- [Problem to solve]: Extract every record, keeping each one exactly as it is.

- [Data supplied]:

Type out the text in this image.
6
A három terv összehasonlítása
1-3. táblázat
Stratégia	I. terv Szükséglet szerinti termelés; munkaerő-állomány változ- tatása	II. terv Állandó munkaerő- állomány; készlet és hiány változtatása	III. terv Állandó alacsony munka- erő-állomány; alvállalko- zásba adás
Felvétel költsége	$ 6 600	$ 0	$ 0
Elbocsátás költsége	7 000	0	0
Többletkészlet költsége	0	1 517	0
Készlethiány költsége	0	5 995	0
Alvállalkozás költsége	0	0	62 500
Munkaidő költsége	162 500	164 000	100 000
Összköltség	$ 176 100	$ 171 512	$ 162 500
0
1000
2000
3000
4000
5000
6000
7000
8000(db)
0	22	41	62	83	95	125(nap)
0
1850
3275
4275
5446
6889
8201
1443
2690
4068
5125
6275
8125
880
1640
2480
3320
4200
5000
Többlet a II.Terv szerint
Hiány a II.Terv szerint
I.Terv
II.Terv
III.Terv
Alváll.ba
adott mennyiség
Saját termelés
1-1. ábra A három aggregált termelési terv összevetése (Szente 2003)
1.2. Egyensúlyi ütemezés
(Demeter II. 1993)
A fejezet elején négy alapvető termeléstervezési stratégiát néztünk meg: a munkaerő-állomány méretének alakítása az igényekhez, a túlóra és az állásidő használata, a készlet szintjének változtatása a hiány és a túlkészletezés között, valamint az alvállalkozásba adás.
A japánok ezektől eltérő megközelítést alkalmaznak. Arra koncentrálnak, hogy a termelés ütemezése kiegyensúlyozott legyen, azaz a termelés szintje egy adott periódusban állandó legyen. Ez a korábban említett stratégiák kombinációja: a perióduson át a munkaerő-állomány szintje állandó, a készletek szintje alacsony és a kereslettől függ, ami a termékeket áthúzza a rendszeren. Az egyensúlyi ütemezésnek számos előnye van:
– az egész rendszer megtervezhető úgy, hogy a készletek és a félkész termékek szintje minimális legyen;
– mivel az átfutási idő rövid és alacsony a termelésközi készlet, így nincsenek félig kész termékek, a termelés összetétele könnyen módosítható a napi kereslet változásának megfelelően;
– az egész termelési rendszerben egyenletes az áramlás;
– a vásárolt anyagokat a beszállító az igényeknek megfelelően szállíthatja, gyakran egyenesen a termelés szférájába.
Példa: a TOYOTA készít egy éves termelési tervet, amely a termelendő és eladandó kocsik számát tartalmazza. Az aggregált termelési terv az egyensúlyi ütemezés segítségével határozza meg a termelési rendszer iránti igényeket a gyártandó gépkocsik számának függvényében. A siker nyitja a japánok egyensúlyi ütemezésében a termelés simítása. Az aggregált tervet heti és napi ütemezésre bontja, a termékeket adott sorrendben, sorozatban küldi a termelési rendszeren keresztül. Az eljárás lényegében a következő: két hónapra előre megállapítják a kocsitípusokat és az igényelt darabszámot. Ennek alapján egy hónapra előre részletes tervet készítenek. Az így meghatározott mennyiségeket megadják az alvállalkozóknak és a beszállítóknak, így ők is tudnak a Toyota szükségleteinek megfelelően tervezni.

- [Exercise output]:
Type out the text in this image.
6
A három terv összehasonlítása
1-3. táblázat
Stratégia	I. terv Szükséglet szerinti termelés; munkaerő-állomány változ- tatása	II. terv Állandó munkaerő- állomány; készlet és hiány változtatása	III. terv Állandó alacsony munka- erő-állomány; alvállalko- zásba adás
Felvétel költsége	$ 6 600	$ 0	$ 0
Elbocsátás költsége	7 000	0	0
Többletkészlet költsége	0	1 517	0
Készlethiány költsége	0	5 995	0
Alvállalkozás költsége	0	0	62 500
Munkaidő költsége	162 500	164 000	100 000
Összköltség	$ 176 100	$ 171 512	$ 162 500
0
1000
2000
3000
4000
5000
6000
7000
8000(db)
0	22	41	62	83	95	125(nap)
0
1850
3275
4275
5446
6889
8201
1443
2690
4068
5125
6275
8125
880
1640
2480
3320
4200
5000
Többlet a II.Terv szerint
Hiány a II.Terv szerint
I.Terv
II.Terv
III.Terv
Alváll.ba
adott mennyiség
Saját termelés
1-1. ábra A három aggregált termelési terv összevetése (Szente 2003)
1.2. Egyensúlyi ütemezés
(Demeter II. 1993)
A fejezet elején négy alapvető termeléstervezési stratégiát néztünk meg: a munkaerő-állomány méretének alakítása az igényekhez, a túlóra és az állásidő használata, a készlet szintjének változtatása a hiány és a túlkészletezés között, valamint az alvállalkozásba adás.
A japánok ezektől eltérő megközelítést alkalmaznak. Arra koncentrálnak, hogy a termelés ütemezése kiegyensúlyozott legyen, azaz a termelés szintje egy adott periódusban állandó legyen. Ez a korábban említett stratégiák kombinációja: a perióduson át a munkaerő-állomány szintje állandó, a készletek szintje alacsony és a kereslettől függ, ami a termékeket áthúzza a rendszeren. Az egyensúlyi ütemezésnek számos előnye van:
– az egész rendszer megtervezhető úgy, hogy a készletek és a félkész termékek szintje minimális legyen;
– mivel az átfutási idő rövid és alacsony a termelésközi készlet, így nincsenek félig kész termékek, a termelés összetétele könnyen módosítható a napi kereslet változásának megfelelően;
– az egész termelési rendszerben egyenletes az áramlás;
– a vásárolt anyagokat a beszállító az igényeknek megfelelően szállíthatja, gyakran egyenesen a termelés szférájába.
Példa: a TOYOTA készít egy éves termelési tervet, amely a termelendő és eladandó kocsik számát tartalmazza. Az aggregált termelési terv az egyensúlyi ütemezés segítségével határozza meg a termelési rendszer iránti igényeket a gyártandó gépkocsik számának függvényében. A siker nyitja a japánok egyensúlyi ütemezésében a termelés simítása. Az aggregált tervet heti és napi ütemezésre bontja, a termékeket adott sorrendben, sorozatban küldi a termelési rendszeren keresztül. Az eljárás lényegében a következő: két hónapra előre megállapítják a kocsitípusokat és az igényelt darabszámot. Ennek alapján egy hónapra előre részletes tervet készítenek. Az így meghatározott mennyiségeket megadják az alvállalkozóknak és a beszállítóknak, így ők is tudnak a Toyota szükségleteinek megfelelően tervezni.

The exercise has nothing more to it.